* Problem to work on:
Pick out each line in the items below that contains the string "badge" and copy those lines.
>>>>>
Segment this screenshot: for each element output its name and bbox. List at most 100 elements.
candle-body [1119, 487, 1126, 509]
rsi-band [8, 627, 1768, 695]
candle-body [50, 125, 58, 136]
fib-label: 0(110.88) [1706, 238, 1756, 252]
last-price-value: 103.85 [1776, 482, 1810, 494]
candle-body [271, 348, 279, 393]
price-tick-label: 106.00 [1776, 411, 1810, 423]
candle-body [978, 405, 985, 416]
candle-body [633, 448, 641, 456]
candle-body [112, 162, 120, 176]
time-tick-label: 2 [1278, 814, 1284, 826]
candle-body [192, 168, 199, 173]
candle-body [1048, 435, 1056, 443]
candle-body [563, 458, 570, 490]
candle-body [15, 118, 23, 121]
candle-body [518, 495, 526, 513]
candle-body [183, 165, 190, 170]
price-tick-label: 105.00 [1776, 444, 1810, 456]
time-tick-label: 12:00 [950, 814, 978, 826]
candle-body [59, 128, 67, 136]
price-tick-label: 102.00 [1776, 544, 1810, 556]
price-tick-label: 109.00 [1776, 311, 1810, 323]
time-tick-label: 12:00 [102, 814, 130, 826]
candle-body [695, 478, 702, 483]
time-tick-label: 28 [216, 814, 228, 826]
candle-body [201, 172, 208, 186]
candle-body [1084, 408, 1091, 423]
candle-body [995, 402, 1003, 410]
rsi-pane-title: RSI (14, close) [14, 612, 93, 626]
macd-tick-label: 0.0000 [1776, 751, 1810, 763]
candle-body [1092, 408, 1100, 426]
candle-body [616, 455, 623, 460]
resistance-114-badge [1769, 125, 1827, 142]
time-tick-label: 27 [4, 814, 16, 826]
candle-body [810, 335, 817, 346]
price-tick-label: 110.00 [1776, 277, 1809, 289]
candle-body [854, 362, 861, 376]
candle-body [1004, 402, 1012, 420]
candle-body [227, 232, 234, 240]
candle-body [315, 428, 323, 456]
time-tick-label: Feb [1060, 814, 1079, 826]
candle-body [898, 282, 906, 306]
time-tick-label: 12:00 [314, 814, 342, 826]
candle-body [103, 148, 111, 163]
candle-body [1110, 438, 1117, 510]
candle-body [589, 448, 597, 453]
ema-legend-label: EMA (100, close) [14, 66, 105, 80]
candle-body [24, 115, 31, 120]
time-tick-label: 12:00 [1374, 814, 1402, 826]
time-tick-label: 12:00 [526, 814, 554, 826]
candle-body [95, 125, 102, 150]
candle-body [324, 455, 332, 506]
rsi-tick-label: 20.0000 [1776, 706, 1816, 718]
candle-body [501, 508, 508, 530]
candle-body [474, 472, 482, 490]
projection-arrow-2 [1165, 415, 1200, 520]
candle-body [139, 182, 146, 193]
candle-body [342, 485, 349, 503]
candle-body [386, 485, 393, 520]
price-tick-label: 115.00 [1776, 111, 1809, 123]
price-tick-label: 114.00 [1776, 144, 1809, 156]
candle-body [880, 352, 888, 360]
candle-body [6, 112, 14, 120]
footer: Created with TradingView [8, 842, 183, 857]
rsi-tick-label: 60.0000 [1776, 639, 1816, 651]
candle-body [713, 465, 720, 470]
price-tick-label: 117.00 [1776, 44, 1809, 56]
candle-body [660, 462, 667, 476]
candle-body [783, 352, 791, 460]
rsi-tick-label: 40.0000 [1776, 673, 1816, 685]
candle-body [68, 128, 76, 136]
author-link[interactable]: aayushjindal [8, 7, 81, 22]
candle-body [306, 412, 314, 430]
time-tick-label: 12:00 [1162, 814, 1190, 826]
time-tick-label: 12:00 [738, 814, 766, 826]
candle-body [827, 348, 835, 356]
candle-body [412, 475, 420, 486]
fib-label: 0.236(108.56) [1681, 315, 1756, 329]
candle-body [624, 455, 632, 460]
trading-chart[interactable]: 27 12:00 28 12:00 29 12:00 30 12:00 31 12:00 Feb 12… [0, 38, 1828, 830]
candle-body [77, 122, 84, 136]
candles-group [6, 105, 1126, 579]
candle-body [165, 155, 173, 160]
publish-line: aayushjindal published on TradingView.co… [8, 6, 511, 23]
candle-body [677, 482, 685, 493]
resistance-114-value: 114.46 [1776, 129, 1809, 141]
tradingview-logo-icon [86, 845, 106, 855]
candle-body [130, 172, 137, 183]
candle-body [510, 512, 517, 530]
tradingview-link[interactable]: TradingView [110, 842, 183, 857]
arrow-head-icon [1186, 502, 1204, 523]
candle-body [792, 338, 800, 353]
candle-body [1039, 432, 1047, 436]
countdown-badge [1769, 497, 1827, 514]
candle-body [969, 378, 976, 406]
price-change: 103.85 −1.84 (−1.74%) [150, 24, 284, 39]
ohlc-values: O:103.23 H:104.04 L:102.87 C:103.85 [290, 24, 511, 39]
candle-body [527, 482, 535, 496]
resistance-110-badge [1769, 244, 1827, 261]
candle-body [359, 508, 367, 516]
<<<<<
* Solution for this exercise:
resistance-114-badge [1769, 125, 1827, 142]
countdown-badge [1769, 497, 1827, 514]
resistance-110-badge [1769, 244, 1827, 261]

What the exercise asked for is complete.